**DATA:**
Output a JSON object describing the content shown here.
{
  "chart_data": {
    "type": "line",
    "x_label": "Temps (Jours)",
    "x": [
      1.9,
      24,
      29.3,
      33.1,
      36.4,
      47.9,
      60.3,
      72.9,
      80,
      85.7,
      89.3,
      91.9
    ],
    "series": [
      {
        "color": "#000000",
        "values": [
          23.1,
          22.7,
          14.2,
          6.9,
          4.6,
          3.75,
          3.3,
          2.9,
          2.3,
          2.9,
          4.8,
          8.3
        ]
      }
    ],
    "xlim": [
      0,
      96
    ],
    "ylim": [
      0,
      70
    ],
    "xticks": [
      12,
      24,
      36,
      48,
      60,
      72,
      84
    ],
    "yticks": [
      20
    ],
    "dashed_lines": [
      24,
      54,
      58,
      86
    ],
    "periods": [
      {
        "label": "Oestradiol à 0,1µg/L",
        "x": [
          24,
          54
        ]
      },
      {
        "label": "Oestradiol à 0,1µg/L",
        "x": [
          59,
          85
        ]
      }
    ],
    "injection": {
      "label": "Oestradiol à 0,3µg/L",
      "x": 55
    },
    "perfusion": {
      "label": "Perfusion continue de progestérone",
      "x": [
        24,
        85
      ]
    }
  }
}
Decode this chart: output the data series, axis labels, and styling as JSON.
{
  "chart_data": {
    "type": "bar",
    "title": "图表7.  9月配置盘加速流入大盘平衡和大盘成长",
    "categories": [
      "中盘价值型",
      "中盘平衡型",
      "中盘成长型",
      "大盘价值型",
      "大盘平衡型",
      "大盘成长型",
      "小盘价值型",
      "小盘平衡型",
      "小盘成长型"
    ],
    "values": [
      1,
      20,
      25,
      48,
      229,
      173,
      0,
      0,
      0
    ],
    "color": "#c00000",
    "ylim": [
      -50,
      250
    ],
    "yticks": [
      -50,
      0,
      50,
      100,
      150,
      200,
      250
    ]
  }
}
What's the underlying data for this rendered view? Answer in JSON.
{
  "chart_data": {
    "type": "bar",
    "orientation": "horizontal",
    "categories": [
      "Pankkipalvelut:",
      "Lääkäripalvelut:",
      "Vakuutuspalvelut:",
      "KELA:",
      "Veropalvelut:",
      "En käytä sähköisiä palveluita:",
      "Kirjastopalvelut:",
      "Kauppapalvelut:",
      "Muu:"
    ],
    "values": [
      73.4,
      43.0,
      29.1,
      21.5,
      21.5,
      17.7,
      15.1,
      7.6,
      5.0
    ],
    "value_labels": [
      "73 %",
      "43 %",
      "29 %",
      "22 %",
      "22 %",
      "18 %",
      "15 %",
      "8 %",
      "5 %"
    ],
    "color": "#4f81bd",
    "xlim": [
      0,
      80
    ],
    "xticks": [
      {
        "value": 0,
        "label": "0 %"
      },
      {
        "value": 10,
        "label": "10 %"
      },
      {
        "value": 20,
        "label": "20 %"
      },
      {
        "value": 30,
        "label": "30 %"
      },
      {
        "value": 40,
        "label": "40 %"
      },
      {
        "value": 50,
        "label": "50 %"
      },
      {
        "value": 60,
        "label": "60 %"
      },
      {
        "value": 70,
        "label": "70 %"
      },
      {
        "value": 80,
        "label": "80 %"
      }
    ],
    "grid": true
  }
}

**SET PROBLEM:**
Reproduce all the data word for word.

**SOLVED PROBLEM:**
Output a JSON object describing the content shown here.
{
  "chart_data": {
    "type": "line",
    "x_label": "Temps (Jours)",
    "x": [
      1.9,
      24,
      29.3,
      33.1,
      36.4,
      47.9,
      60.3,
      72.9,
      80,
      85.7,
      89.3,
      91.9
    ],
    "series": [
      {
        "color": "#000000",
        "values": [
          23.1,
          22.7,
          14.2,
          6.9,
          4.6,
          3.75,
          3.3,
          2.9,
          2.3,
          2.9,
          4.8,
          8.3
        ]
      }
    ],
    "xlim": [
      0,
      96
    ],
    "ylim": [
      0,
      70
    ],
    "xticks": [
      12,
      24,
      36,
      48,
      60,
      72,
      84
    ],
    "yticks": [
      20
    ],
    "dashed_lines": [
      24,
      54,
      58,
      86
    ],
    "periods": [
      {
        "label": "Oestradiol à 0,1µg/L",
        "x": [
          24,
          54
        ]
      },
      {
        "label": "Oestradiol à 0,1µg/L",
        "x": [
          59,
          85
        ]
      }
    ],
    "injection": {
      "label": "Oestradiol à 0,3µg/L",
      "x": 55
    },
    "perfusion": {
      "label": "Perfusion continue de progestérone",
      "x": [
        24,
        85
      ]
    }
  }
}
Decode this chart: output the data series, axis labels, and styling as JSON.
{
  "chart_data": {
    "type": "bar",
    "title": "图表7.  9月配置盘加速流入大盘平衡和大盘成长",
    "categories": [
      "中盘价值型",
      "中盘平衡型",
      "中盘成长型",
      "大盘价值型",
      "大盘平衡型",
      "大盘成长型",
      "小盘价值型",
      "小盘平衡型",
      "小盘成长型"
    ],
    "values": [
      1,
      20,
      25,
      48,
      229,
      173,
      0,
      0,
      0
    ],
    "color": "#c00000",
    "ylim": [
      -50,
      250
    ],
    "yticks": [
      -50,
      0,
      50,
      100,
      150,
      200,
      250
    ]
  }
}
What's the underlying data for this rendered view? Answer in JSON.
{
  "chart_data": {
    "type": "bar",
    "orientation": "horizontal",
    "categories": [
      "Pankkipalvelut:",
      "Lääkäripalvelut:",
      "Vakuutuspalvelut:",
      "KELA:",
      "Veropalvelut:",
      "En käytä sähköisiä palveluita:",
      "Kirjastopalvelut:",
      "Kauppapalvelut:",
      "Muu:"
    ],
    "values": [
      73.4,
      43.0,
      29.1,
      21.5,
      21.5,
      17.7,
      15.1,
      7.6,
      5.0
    ],
    "value_labels": [
      "73 %",
      "43 %",
      "29 %",
      "22 %",
      "22 %",
      "18 %",
      "15 %",
      "8 %",
      "5 %"
    ],
    "color": "#4f81bd",
    "xlim": [
      0,
      80
    ],
    "xticks": [
      {
        "value": 0,
        "label": "0 %"
      },
      {
        "value": 10,
        "label": "10 %"
      },
      {
        "value": 20,
        "label": "20 %"
      },
      {
        "value": 30,
        "label": "30 %"
      },
      {
        "value": 40,
        "label": "40 %"
      },
      {
        "value": 50,
        "label": "50 %"
      },
      {
        "value": 60,
        "label": "60 %"
      },
      {
        "value": 70,
        "label": "70 %"
      },
      {
        "value": 80,
        "label": "80 %"
      }
    ],
    "grid": true
  }
}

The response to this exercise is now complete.